** DATA EXTRACT **

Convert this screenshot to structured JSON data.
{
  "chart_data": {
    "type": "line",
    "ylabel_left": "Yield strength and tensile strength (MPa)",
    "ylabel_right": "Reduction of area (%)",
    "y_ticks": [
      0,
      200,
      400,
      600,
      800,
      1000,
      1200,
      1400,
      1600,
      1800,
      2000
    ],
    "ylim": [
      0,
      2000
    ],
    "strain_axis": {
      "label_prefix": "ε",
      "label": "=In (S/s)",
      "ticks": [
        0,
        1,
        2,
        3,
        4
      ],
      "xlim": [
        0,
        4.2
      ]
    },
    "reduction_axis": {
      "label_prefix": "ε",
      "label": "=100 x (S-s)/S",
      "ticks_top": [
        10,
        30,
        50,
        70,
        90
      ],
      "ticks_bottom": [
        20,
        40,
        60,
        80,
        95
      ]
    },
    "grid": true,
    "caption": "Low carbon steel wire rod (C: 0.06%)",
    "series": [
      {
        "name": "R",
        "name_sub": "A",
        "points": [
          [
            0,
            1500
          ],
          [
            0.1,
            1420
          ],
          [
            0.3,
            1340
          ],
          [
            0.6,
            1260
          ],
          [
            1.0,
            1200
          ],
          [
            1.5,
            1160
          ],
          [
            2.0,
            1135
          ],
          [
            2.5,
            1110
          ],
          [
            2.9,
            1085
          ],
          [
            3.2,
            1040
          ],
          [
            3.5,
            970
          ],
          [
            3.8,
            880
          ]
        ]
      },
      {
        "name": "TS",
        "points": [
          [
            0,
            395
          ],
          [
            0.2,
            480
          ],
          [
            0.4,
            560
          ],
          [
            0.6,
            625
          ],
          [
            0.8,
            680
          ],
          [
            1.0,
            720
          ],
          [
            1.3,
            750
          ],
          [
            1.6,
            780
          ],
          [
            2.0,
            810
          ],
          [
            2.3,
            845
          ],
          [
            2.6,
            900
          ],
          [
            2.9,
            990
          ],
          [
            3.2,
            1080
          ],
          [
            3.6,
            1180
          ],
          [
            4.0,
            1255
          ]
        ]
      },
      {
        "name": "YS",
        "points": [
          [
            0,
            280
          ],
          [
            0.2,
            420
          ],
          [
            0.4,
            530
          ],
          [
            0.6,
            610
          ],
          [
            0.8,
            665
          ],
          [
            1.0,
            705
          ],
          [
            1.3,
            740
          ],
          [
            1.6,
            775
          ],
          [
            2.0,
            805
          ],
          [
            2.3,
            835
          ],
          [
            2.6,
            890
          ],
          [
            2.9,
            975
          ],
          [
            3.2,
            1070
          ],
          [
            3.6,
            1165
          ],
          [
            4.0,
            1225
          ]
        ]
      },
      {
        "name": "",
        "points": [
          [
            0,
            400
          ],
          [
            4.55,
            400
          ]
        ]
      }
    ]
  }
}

** GOAL **
Return all of the entries exactly as they were supplied.

** OUTPUT **
Convert this screenshot to structured JSON data.
{
  "chart_data": {
    "type": "line",
    "ylabel_left": "Yield strength and tensile strength (MPa)",
    "ylabel_right": "Reduction of area (%)",
    "y_ticks": [
      0,
      200,
      400,
      600,
      800,
      1000,
      1200,
      1400,
      1600,
      1800,
      2000
    ],
    "ylim": [
      0,
      2000
    ],
    "strain_axis": {
      "label_prefix": "ε",
      "label": "=In (S/s)",
      "ticks": [
        0,
        1,
        2,
        3,
        4
      ],
      "xlim": [
        0,
        4.2
      ]
    },
    "reduction_axis": {
      "label_prefix": "ε",
      "label": "=100 x (S-s)/S",
      "ticks_top": [
        10,
        30,
        50,
        70,
        90
      ],
      "ticks_bottom": [
        20,
        40,
        60,
        80,
        95
      ]
    },
    "grid": true,
    "caption": "Low carbon steel wire rod (C: 0.06%)",
    "series": [
      {
        "name": "R",
        "name_sub": "A",
        "points": [
          [
            0,
            1500
          ],
          [
            0.1,
            1420
          ],
          [
            0.3,
            1340
          ],
          [
            0.6,
            1260
          ],
          [
            1.0,
            1200
          ],
          [
            1.5,
            1160
          ],
          [
            2.0,
            1135
          ],
          [
            2.5,
            1110
          ],
          [
            2.9,
            1085
          ],
          [
            3.2,
            1040
          ],
          [
            3.5,
            970
          ],
          [
            3.8,
            880
          ]
        ]
      },
      {
        "name": "TS",
        "points": [
          [
            0,
            395
          ],
          [
            0.2,
            480
          ],
          [
            0.4,
            560
          ],
          [
            0.6,
            625
          ],
          [
            0.8,
            680
          ],
          [
            1.0,
            720
          ],
          [
            1.3,
            750
          ],
          [
            1.6,
            780
          ],
          [
            2.0,
            810
          ],
          [
            2.3,
            845
          ],
          [
            2.6,
            900
          ],
          [
            2.9,
            990
          ],
          [
            3.2,
            1080
          ],
          [
            3.6,
            1180
          ],
          [
            4.0,
            1255
          ]
        ]
      },
      {
        "name": "YS",
        "points": [
          [
            0,
            280
          ],
          [
            0.2,
            420
          ],
          [
            0.4,
            530
          ],
          [
            0.6,
            610
          ],
          [
            0.8,
            665
          ],
          [
            1.0,
            705
          ],
          [
            1.3,
            740
          ],
          [
            1.6,
            775
          ],
          [
            2.0,
            805
          ],
          [
            2.3,
            835
          ],
          [
            2.6,
            890
          ],
          [
            2.9,
            975
          ],
          [
            3.2,
            1070
          ],
          [
            3.6,
            1165
          ],
          [
            4.0,
            1225
          ]
        ]
      },
      {
        "name": "",
        "points": [
          [
            0,
            400
          ],
          [
            4.55,
            400
          ]
        ]
      }
    ]
  }
}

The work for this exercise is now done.